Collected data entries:
^^^^^^^^

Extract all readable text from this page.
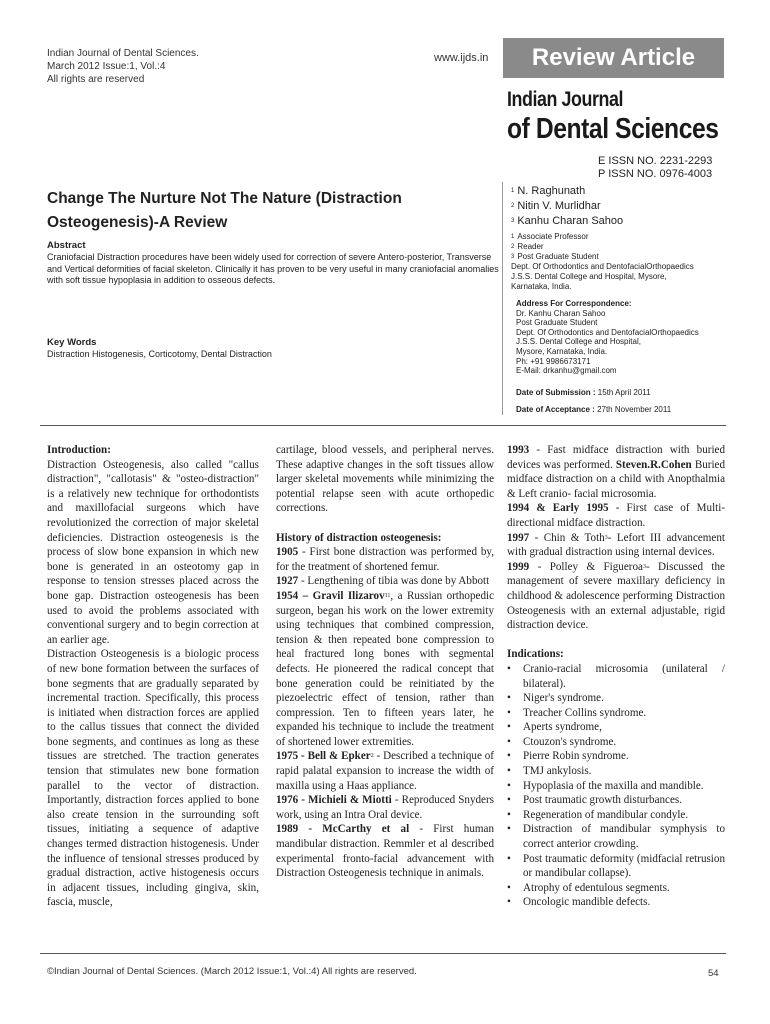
Indian Journal of Dental Sciences.
March 2012 Issue:1, Vol.:4
All rights are reserved
www.ijds.in	Review Article
Indian Journal
of Dental Sciences
E ISSN NO. 2231-2293
P ISSN NO. 0976-4003
Change The Nurture Not The Nature (Distraction
Osteogenesis)-A Review
Abstract
Craniofacial Distraction procedures have been widely used for correction of severe Antero-posterior, Transverse and Vertical deformities of facial skeleton. Clinically it has proven to be very useful in many craniofacial anomalies with soft tissue hypoplasia in addition to osseous defects.
Key Words
Distraction Histogenesis, Corticotomy, Dental Distraction
$^1$ N. Raghunath
$^2$ Nitin V. Murlidhar
$^3$ Kanhu Charan Sahoo
$^1$ Associate Professor
$^2$ Reader
$^3$ Post Graduate Student
Dept. Of Orthodontics and DentofacialOrthopaedics
J.S.S. Dental College and Hospital, Mysore,
Karnataka, India.
Address For Correspondence:
Dr. Kanhu Charan Sahoo
Post Graduate Student
Dept. Of Orthodontics and DentofacialOrthopaedics
J.S.S. Dental College and Hospital,
Mysore, Karnataka, India.
Ph: +91 9986673171
E-Mail: drkanhu@gmail.com
Date of Submission : 15th April 2011
Date of Acceptance : 27th November 2011

Introduction:

Distraction Osteogenesis, also called "callus distraction", "callotasis" & "osteo-distraction" is a relatively new technique for orthodontists and maxillofacial surgeons which have revolutionized the correction of major skeletal deficiencies. Distraction osteogenesis is the process of slow bone expansion in which new bone is generated in an osteotomy gap in response to tension stresses placed across the bone gap. Distraction osteogenesis has been used to avoid the problems associated with conventional surgery and to begin correction at an earlier age.

Distraction Osteogenesis is a biologic process of new bone formation between the surfaces of bone segments that are gradually separated by incremental traction. Specifically, this process is initiated when distraction forces are applied to the callus tissues that connect the divided bone segments, and continues as long as these tissues are stretched. The traction generates tension that stimulates new bone formation parallel to the vector of distraction. Importantly, distraction forces applied to bone also create tension in the surrounding soft tissues, initiating a sequence of adaptive changes termed distraction histogenesis. Under the influence of tensional stresses produced by gradual distraction, active histogenesis occurs in adjacent tissues, including gingiva, skin, fascia, muscle,

cartilage, blood vessels, and peripheral nerves. These adaptive changes in the soft tissues allow larger skeletal movements while minimizing the potential relapse seen with acute orthopedic corrections.

History of distraction osteogenesis:

1905 - First bone distraction was performed by, for the treatment of shortened femur.

1927 - Lengthening of tibia was done by Abbott

1954 – Gravil Ilizarov$^{11}$, a Russian orthopedic surgeon, began his work on the lower extremity using techniques that combined compression, tension & then repeated bone compression to heal fractured long bones with segmental defects. He pioneered the radical concept that bone generation could be reinitiated by the piezoelectric effect of tension, rather than compression. Ten to fifteen years later, he expanded his technique to include the treatment of shortened lower extremities.

1975 - Bell & Epker$^2$ - Described a technique of rapid palatal expansion to increase the width of maxilla using a Haas appliance.

1976 - Michieli & Miotti - Reproduced Snyders work, using an Intra Oral device.

1989 - McCarthy et al - First human mandibular distraction. Remmler et al described experimental fronto-facial advancement with Distraction Osteogenesis technique in animals.

1993 - Fast midface distraction with buried devices was performed. Steven.R.Cohen Buried midface distraction on a child with Anopthalmia & Left cranio- facial microsomia.

1994 & Early 1995 - First case of Multi-directional midface distraction.

1997 - Chin & Toth$^3$- Lefort III advancement with gradual distraction using internal devices.

1999 - Polley & Figueroa$^3$- Discussed the management of severe maxillary deficiency in childhood & adolescence performing Distraction Osteogenesis with an external adjustable, rigid distraction device.

Indications:

• Cranio-racial microsomia (unilateral / bilateral).
• Niger's syndrome.
• Treacher Collins syndrome.
• Aperts syndrome,
• Ctouzon's syndrome.
• Pierre Robin syndrome.
• TMJ ankylosis.
• Hypoplasia of the maxilla and mandible.
• Post traumatic growth disturbances.
• Regeneration of mandibular condyle.
• Distraction of mandibular symphysis to correct anterior crowding.
• Post traumatic deformity (midfacial retrusion or mandibular collapse).
• Atrophy of edentulous segments.
• Oncologic mandible defects.
©Indian Journal of Dental Sciences. (March 2012 Issue:1, Vol.:4) All rights are reserved.	54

^^^^^^^^

Description of the task
Retype every entry above exactly and, please, skip the pictures.

Expected output
Extract all readable text from this page.
Indian Journal of Dental Sciences.
March 2012 Issue:1, Vol.:4
All rights are reserved
www.ijds.in	Review Article
Indian Journal
of Dental Sciences
E ISSN NO. 2231-2293
P ISSN NO. 0976-4003
Change The Nurture Not The Nature (Distraction
Osteogenesis)-A Review
Abstract
Craniofacial Distraction procedures have been widely used for correction of severe Antero-posterior, Transverse and Vertical deformities of facial skeleton. Clinically it has proven to be very useful in many craniofacial anomalies with soft tissue hypoplasia in addition to osseous defects.
Key Words
Distraction Histogenesis, Corticotomy, Dental Distraction
$^1$ N. Raghunath
$^2$ Nitin V. Murlidhar
$^3$ Kanhu Charan Sahoo
$^1$ Associate Professor
$^2$ Reader
$^3$ Post Graduate Student
Dept. Of Orthodontics and DentofacialOrthopaedics
J.S.S. Dental College and Hospital, Mysore,
Karnataka, India.
Address For Correspondence:
Dr. Kanhu Charan Sahoo
Post Graduate Student
Dept. Of Orthodontics and DentofacialOrthopaedics
J.S.S. Dental College and Hospital,
Mysore, Karnataka, India.
Ph: +91 9986673171
E-Mail: drkanhu@gmail.com
Date of Submission : 15th April 2011
Date of Acceptance : 27th November 2011

Introduction:

Distraction Osteogenesis, also called "callus distraction", "callotasis" & "osteo-distraction" is a relatively new technique for orthodontists and maxillofacial surgeons which have revolutionized the correction of major skeletal deficiencies. Distraction osteogenesis is the process of slow bone expansion in which new bone is generated in an osteotomy gap in response to tension stresses placed across the bone gap. Distraction osteogenesis has been used to avoid the problems associated with conventional surgery and to begin correction at an earlier age.

Distraction Osteogenesis is a biologic process of new bone formation between the surfaces of bone segments that are gradually separated by incremental traction. Specifically, this process is initiated when distraction forces are applied to the callus tissues that connect the divided bone segments, and continues as long as these tissues are stretched. The traction generates tension that stimulates new bone formation parallel to the vector of distraction. Importantly, distraction forces applied to bone also create tension in the surrounding soft tissues, initiating a sequence of adaptive changes termed distraction histogenesis. Under the influence of tensional stresses produced by gradual distraction, active histogenesis occurs in adjacent tissues, including gingiva, skin, fascia, muscle,

cartilage, blood vessels, and peripheral nerves. These adaptive changes in the soft tissues allow larger skeletal movements while minimizing the potential relapse seen with acute orthopedic corrections.

History of distraction osteogenesis:

1905 - First bone distraction was performed by, for the treatment of shortened femur.

1927 - Lengthening of tibia was done by Abbott

1954 – Gravil Ilizarov$^{11}$, a Russian orthopedic surgeon, began his work on the lower extremity using techniques that combined compression, tension & then repeated bone compression to heal fractured long bones with segmental defects. He pioneered the radical concept that bone generation could be reinitiated by the piezoelectric effect of tension, rather than compression. Ten to fifteen years later, he expanded his technique to include the treatment of shortened lower extremities.

1975 - Bell & Epker$^2$ - Described a technique of rapid palatal expansion to increase the width of maxilla using a Haas appliance.

1976 - Michieli & Miotti - Reproduced Snyders work, using an Intra Oral device.

1989 - McCarthy et al - First human mandibular distraction. Remmler et al described experimental fronto-facial advancement with Distraction Osteogenesis technique in animals.

1993 - Fast midface distraction with buried devices was performed. Steven.R.Cohen Buried midface distraction on a child with Anopthalmia & Left cranio- facial microsomia.

1994 & Early 1995 - First case of Multi-directional midface distraction.

1997 - Chin & Toth$^3$- Lefort III advancement with gradual distraction using internal devices.

1999 - Polley & Figueroa$^3$- Discussed the management of severe maxillary deficiency in childhood & adolescence performing Distraction Osteogenesis with an external adjustable, rigid distraction device.

Indications:

• Cranio-racial microsomia (unilateral / bilateral).
• Niger's syndrome.
• Treacher Collins syndrome.
• Aperts syndrome,
• Ctouzon's syndrome.
• Pierre Robin syndrome.
• TMJ ankylosis.
• Hypoplasia of the maxilla and mandible.
• Post traumatic growth disturbances.
• Regeneration of mandibular condyle.
• Distraction of mandibular symphysis to correct anterior crowding.
• Post traumatic deformity (midfacial retrusion or mandibular collapse).
• Atrophy of edentulous segments.
• Oncologic mandible defects.
©Indian Journal of Dental Sciences. (March 2012 Issue:1, Vol.:4) All rights are reserved.	54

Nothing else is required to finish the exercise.